··· SEITENAUSZUG
Grundstücksübertragung in einer nichtehelichen Lebensgemeinschaft

Grundstücksübertragungen zwischen Partnern einer nichtehelichen Lebensgemeinschaft sind nicht von der Grunderwerbsteuer befreit.

Grund­stücks­über­tra­gun­gen zwi­schen Part­nern einer nicht­ehe­li­chen Lebens­ge­mein­schaft sind nicht von der Grund­er­werb­steu­er befreit. Damit besteht ein deut­li­cher Unter­schied zur Grund­stücks­über­tra­gung zwi­schen Part­nern einer Ehe im Sin­ne des bür­ger­li­chen Rechts: Eine Grund­stücks­über­tra­gung zwi­schen Part­nern einer Ehe im Sin­ne des bür­ger­li­chen Rechts ist näm­lich von der Grund­er­werb­steu­er befreit. Die­se Steu­er­be­frei­ung ist aus­drück­lich gesetz­lich gere­gelt. Die gesetz­li­che Rege­lung ( § 3 Nr. 4 GrEStG ) ist ein­deu­tig und bedarf kei­ner Aus­le­gung. Eine Über­tra­gung auf eine nicht­ehe­li­che Lebens­ge­mein­schaft ist nicht mög­lich. Dar­in liegt auch kein Ver­stoß gegen das Grund­ge­setz. Das Grund­ge­setz for­dert gera­de kei­ne über­ein­stim­men­den steu­er­recht­li­chen Rege­lun­gen für Ehe und nicht­ehe­li­che Lebens­ge­mein­schaft.
······
··· VORLIEGENDE ANGABEN
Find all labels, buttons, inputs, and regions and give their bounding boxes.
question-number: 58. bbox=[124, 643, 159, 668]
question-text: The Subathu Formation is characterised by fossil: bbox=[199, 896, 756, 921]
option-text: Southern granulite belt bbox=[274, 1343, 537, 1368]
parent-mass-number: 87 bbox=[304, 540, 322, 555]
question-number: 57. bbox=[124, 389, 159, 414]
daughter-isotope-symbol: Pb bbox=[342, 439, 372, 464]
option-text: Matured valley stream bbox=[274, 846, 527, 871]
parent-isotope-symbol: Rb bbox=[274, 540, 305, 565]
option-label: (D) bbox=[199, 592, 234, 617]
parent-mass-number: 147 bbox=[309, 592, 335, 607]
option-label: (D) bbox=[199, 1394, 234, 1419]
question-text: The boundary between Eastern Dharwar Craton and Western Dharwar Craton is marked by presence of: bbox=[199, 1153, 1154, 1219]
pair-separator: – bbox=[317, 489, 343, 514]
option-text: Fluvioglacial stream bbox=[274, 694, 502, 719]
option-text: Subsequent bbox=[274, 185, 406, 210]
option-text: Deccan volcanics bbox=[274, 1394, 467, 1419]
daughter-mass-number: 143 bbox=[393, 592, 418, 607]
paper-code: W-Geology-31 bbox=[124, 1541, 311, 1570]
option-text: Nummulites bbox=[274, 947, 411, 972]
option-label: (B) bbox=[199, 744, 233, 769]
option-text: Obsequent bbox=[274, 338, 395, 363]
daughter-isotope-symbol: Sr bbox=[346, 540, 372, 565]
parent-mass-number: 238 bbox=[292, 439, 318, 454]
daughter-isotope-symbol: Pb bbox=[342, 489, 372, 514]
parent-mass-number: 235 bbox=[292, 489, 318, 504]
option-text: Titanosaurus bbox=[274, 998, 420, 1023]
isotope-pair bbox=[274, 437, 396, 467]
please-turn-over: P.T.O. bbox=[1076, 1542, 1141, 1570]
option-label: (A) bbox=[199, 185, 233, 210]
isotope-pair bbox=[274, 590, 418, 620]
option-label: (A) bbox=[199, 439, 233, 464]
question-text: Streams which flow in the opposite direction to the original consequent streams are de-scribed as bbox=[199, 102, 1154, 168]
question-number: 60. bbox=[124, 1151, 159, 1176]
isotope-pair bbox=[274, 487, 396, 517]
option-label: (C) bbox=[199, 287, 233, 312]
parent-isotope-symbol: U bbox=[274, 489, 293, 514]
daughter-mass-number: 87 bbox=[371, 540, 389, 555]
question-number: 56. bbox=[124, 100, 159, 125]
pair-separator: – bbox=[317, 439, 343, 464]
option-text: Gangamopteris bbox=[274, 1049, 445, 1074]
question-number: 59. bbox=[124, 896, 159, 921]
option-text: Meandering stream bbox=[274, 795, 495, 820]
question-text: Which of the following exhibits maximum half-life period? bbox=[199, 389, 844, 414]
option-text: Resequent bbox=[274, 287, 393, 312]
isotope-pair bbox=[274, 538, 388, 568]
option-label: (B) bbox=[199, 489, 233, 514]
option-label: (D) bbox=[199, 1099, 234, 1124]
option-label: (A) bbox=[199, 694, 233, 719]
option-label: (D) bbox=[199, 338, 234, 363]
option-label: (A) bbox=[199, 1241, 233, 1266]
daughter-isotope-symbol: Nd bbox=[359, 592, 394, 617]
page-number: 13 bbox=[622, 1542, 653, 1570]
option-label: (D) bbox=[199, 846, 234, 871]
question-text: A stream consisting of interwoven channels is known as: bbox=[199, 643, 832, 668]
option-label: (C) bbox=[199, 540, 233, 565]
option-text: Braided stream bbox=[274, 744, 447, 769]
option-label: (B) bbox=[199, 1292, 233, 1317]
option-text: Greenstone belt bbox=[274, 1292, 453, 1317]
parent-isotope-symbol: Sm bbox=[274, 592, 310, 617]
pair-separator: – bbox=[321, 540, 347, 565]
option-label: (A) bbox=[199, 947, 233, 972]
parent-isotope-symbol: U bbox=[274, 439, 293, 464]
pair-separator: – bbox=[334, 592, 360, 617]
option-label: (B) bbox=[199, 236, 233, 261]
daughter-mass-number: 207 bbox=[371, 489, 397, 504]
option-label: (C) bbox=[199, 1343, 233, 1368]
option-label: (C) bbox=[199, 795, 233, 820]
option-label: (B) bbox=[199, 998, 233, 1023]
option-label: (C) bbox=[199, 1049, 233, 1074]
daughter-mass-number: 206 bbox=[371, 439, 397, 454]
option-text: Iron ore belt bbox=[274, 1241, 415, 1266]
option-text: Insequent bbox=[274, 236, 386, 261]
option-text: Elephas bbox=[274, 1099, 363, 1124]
······
* **FOLGENDES BEARBEITEN**:
#1 Entnehmen Sie dem Seitenauszug den Wortlaut von „Grund­stücks­über­tra­gun­gen zwi­schen Part­nern“ bis einschließlich „und nicht­ehe­li­che Lebens­ge­mein­schaft.“.
#2 Welche gesetzliche Regelung befreit laut Seitenauszug Grundstücksübertragungen zwischen Ehepartnern von der Grunderwerbsteuer?

* **LÖSUNGSÜBERSICHT**:
#1
Grund­stücks­über­tra­gun­gen zwi­schen Part­nern einer nicht­ehe­li­chen Lebens­ge­mein­schaft sind nicht von der Grund­er­werb­steu­er befreit. Damit besteht ein deut­li­cher Unter­schied zur Grund­stücks­über­tra­gung zwi­schen Part­nern einer Ehe im Sin­ne des bür­ger­li­chen Rechts: Eine Grund­stücks­über­tra­gung zwi­schen Part­nern einer Ehe im Sin­ne des bür­ger­li­chen Rechts ist näm­lich von der Grund­er­werb­steu­er befreit. Die­se Steu­er­be­frei­ung ist aus­drück­lich gesetz­lich gere­gelt. Die gesetz­li­che Rege­lung ( § 3 Nr. 4 GrEStG ) ist ein­deu­tig und bedarf kei­ner Aus­le­gung. Eine Über­tra­gung auf eine nicht­ehe­li­che Lebens­ge­mein­schaft ist nicht mög­lich. Dar­in liegt auch kein Ver­stoß gegen das Grund­ge­setz. Das Grund­ge­setz for­dert gera­de kei­ne über­ein­stim­men­den steu­er­recht­li­chen Rege­lun­gen für Ehe und nicht­ehe­li­che Lebens­ge­mein­schaft.

#2 § 3 Nr. 4 GrEStG